Single out the lines that include the word "from". Copy them.
---+---
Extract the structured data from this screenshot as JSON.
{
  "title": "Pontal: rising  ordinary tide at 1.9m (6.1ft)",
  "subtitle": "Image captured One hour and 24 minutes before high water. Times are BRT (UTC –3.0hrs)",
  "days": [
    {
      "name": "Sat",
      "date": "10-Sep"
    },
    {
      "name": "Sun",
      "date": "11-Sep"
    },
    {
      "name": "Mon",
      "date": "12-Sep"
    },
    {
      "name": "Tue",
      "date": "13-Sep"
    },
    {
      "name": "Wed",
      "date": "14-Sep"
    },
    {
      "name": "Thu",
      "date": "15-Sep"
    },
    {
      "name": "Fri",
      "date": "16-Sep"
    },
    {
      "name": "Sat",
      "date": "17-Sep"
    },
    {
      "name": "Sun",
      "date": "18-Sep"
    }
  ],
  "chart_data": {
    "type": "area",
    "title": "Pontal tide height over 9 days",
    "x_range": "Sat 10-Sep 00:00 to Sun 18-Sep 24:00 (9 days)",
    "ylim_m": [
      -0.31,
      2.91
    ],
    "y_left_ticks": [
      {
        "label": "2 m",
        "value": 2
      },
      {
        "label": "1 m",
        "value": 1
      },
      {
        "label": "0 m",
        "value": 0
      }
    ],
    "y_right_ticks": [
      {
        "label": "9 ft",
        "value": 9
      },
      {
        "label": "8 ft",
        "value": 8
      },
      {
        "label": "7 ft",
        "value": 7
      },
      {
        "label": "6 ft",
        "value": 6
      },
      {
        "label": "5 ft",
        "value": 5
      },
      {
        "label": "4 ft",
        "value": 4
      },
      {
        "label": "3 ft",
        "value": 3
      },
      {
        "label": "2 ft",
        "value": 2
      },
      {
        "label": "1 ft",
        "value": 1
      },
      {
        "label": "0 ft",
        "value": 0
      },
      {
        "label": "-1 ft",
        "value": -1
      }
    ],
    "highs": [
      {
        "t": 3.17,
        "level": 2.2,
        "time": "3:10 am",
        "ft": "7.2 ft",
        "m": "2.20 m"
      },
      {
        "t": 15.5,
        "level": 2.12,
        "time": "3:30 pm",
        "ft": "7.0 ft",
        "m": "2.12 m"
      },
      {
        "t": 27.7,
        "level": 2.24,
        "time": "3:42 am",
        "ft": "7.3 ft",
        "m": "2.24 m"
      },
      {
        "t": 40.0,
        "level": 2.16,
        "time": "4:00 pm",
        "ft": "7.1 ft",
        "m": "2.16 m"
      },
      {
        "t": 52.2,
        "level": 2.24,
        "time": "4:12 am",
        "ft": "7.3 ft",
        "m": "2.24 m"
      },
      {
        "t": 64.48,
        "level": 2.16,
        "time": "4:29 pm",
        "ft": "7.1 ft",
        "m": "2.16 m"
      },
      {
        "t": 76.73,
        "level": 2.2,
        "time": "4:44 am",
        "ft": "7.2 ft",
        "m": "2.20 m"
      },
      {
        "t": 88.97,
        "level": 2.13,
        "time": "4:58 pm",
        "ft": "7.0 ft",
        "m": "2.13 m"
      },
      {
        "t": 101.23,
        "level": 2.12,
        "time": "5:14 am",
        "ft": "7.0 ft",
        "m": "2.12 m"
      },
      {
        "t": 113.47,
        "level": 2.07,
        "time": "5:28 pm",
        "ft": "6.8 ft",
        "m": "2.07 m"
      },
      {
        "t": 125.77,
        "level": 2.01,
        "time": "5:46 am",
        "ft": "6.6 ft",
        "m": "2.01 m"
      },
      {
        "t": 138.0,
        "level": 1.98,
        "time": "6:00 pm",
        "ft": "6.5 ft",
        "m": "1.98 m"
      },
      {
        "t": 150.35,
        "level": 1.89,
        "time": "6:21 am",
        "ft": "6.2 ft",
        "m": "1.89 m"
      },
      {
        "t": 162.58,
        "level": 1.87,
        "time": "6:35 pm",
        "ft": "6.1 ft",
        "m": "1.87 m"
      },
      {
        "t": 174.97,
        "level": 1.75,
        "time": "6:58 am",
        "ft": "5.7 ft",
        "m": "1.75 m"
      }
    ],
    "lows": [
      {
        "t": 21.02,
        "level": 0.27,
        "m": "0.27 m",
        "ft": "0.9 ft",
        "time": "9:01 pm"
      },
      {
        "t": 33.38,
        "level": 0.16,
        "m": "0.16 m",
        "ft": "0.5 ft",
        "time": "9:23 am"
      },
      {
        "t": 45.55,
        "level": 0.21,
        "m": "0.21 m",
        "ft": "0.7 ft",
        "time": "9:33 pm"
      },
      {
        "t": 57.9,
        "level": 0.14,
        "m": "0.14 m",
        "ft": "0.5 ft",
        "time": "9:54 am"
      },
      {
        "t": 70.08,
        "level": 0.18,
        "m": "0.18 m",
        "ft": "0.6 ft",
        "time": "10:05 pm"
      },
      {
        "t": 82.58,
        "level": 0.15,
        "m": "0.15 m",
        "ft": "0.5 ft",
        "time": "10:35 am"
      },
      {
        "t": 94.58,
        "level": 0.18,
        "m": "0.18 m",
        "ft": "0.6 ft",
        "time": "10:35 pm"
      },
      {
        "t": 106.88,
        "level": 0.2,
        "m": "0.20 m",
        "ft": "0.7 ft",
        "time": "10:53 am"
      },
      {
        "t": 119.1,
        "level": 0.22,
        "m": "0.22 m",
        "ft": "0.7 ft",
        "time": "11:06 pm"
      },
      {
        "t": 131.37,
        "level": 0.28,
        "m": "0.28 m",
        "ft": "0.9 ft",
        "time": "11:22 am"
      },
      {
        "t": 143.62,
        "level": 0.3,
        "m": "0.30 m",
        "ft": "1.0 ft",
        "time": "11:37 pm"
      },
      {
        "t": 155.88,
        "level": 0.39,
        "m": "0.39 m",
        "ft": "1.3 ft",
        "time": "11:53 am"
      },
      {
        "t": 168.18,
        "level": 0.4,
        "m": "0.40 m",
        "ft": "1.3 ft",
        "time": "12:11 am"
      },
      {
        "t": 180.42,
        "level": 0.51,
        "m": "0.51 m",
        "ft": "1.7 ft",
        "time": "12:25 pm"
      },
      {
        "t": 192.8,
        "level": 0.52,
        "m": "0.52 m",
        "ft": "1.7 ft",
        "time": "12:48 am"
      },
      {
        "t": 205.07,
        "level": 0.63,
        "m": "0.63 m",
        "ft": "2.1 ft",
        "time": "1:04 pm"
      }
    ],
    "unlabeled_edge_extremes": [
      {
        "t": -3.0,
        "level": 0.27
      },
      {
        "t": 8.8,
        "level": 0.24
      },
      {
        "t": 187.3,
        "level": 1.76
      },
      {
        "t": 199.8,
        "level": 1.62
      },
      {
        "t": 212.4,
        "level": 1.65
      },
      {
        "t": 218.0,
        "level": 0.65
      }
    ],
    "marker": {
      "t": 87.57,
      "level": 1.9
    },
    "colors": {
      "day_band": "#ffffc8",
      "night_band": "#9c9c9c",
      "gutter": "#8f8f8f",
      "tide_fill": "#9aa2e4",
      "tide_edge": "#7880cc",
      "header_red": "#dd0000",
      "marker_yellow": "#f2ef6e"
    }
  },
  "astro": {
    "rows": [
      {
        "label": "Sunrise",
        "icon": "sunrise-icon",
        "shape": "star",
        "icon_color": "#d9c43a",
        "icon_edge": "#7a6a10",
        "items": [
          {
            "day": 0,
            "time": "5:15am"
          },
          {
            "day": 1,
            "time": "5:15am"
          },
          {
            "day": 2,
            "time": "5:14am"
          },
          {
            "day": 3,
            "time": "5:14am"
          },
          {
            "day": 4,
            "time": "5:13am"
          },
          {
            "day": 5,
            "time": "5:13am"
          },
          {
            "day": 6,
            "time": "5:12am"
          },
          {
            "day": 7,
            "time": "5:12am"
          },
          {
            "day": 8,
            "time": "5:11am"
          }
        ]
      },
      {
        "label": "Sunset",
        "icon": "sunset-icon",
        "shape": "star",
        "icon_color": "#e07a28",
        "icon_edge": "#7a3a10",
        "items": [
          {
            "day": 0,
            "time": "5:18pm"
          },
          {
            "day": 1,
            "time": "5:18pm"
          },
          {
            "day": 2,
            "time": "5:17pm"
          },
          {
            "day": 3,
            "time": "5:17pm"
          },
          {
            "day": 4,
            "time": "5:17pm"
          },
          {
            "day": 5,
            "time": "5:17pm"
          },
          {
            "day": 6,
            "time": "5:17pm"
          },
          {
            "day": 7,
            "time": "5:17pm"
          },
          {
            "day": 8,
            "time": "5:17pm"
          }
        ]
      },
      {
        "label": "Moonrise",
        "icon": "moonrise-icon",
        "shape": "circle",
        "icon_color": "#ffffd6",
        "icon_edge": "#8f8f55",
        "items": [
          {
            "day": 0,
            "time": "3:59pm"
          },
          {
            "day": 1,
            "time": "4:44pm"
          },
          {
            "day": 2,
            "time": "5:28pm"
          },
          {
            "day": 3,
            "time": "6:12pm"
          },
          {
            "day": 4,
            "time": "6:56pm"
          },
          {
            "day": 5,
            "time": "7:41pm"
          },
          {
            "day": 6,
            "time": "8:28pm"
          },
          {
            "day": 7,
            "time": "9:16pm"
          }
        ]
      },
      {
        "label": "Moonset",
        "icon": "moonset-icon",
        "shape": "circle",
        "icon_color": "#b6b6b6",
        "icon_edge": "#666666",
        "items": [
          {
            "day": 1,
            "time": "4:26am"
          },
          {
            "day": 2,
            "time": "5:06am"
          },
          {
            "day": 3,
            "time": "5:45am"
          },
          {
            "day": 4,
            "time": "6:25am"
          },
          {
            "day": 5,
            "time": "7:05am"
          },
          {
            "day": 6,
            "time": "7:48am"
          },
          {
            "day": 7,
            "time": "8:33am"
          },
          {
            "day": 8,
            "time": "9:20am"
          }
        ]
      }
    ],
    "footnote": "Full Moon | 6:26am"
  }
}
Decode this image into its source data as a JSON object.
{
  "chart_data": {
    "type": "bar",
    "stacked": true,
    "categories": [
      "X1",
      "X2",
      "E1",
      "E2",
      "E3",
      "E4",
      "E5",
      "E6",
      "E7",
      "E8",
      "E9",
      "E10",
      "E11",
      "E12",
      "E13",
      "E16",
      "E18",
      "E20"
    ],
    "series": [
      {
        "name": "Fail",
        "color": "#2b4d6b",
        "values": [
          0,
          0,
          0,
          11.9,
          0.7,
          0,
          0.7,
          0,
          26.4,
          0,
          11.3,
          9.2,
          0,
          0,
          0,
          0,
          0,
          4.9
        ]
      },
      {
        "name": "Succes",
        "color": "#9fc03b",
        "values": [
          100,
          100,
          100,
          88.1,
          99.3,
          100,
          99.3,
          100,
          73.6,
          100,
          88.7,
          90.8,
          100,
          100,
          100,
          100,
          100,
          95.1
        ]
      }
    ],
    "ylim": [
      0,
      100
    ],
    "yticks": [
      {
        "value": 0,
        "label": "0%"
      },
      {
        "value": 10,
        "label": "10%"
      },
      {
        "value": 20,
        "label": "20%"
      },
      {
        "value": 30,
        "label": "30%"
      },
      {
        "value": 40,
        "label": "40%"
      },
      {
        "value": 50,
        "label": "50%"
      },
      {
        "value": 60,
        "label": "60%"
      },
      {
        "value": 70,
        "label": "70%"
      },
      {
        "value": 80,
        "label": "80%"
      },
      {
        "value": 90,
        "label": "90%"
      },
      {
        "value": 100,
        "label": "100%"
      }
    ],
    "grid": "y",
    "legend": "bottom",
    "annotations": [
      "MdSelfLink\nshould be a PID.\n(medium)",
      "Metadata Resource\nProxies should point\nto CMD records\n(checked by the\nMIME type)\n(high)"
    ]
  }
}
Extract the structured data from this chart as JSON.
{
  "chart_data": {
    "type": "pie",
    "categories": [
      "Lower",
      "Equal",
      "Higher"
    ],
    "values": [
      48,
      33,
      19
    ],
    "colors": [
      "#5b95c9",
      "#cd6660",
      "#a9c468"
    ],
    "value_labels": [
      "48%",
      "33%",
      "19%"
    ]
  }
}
---+---
TASK SOLUTION:
Extract the structured data from this screenshot as JSON.
Extract the structured data from this chart as JSON.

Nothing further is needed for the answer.